→ **APPLY WHAT YOU READ**
1) In the passage about the baby elephant, explain who the "aunties" are that the calf likes to disturb.
2) Answer these questions from the passage about the baby elephant:
(a) Who are the calf's parents, and how old are they?
(b) What is the name of the calf's brother, and how old is he?
(c) What does the calf love doing every morning?
3) Write the next part of the article about the baby elephant at the Night Safari, picking up after its last sentence.

→ **PASSAGE**
++++++

As the adult elephants kept a vigil on the calf, they gorged on durians, pineapples, watermelons, coconut leaves and carrots. This baby Asian elephant was born on 12th May, three months earlier than it was expected. Chawang, a 39-year-old elephant and 30-year-old Sri Nandong are her parents. This is the first elephant that has been in the park since the last six years. Normally, the gestation period of elephants last for about 24 months, and it is indeed the longest pregnancy among all animals.
This calf is an addition to the two males and three female elephants in the Night Safari. Apart from that, she also joins her brother Sang Wira who is 15 years old. 43-year-old Novendran Suppiah, the deputy had keeper of elephants noted that the young calf is a playful little elephant who loves playing with water every morning.
He added that the calf, who is yet to be named, is also fond of running around and disturbing the “aunties”. Aunties are referred to the females in the herd who protects the juvenile members of the herd.

++++++

→ **PROVIDED MATERIAL**
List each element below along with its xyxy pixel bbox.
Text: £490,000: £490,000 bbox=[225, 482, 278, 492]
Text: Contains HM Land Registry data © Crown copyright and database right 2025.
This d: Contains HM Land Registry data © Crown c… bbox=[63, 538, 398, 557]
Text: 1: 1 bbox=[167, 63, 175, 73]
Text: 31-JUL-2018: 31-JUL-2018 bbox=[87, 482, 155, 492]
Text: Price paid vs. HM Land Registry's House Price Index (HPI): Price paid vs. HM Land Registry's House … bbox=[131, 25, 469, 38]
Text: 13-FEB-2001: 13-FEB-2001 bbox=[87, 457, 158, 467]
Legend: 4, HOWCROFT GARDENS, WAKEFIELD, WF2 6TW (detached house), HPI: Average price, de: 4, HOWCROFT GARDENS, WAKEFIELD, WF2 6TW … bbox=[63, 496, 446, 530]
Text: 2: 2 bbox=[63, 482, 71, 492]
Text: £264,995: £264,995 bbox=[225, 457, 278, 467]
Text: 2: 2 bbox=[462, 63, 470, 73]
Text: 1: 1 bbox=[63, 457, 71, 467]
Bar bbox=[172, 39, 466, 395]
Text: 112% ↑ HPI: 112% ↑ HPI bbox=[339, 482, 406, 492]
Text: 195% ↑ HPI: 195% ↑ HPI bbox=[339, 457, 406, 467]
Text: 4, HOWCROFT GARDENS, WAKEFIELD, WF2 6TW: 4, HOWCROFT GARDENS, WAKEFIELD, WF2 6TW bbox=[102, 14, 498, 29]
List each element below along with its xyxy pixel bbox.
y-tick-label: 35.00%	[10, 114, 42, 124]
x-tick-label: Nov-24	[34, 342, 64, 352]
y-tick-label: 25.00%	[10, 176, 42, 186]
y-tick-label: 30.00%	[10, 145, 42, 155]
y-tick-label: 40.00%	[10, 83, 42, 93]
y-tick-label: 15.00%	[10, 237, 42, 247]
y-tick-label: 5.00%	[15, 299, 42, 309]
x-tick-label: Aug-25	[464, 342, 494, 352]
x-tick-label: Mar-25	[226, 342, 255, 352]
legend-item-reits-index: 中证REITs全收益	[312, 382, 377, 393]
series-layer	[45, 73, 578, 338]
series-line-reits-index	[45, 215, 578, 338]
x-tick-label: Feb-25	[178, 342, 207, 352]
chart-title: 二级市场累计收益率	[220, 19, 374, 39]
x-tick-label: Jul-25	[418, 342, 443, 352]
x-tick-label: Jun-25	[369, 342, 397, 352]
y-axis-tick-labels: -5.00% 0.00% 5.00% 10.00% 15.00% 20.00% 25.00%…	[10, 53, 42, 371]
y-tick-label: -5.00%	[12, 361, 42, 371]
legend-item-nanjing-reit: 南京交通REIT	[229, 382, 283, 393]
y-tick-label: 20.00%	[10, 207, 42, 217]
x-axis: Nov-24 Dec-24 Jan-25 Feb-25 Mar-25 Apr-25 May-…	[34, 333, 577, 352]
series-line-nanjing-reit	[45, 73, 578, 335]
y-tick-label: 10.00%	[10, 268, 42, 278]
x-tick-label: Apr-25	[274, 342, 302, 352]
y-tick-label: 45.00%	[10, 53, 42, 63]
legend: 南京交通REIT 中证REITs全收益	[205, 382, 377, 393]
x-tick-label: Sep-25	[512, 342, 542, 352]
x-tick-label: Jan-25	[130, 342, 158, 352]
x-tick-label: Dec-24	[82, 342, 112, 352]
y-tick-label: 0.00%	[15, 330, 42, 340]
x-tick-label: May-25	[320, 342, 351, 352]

++++++

→ **RESULTS**
1) The "aunties" are the female elephants in the herd. They protect the juvenile members of the herd.

2)
(a) Chawang, who is 39 years old, and Sri Nandong, who is 30 years old.
(b) Sang Wira, who is 15 years old.
(c) Playing with water.

3)
The little Asian elephant suckles her mother milk about 20 times in a day, and has grown to 210 kg from her birth weight of just 149 kg within two months. Her caregivers have decided to name her only once her personality has developed completely. The name would portray her character.
Cheng Wen-Haur, chief life sciences officer, Wildlife Reserves Singapore has asserted that the birth of this calf would play a significant role in increasing the elephant population, as elephants are known to be slow breeders. He further added that this baby elephant would go ahead and raise awareness about the fate of her endangered species. Human-elephant conflicts as well as habitat loss are threatening the Asian elephants, whose numbers in the wild are estimated around just 40,000 to 50,000.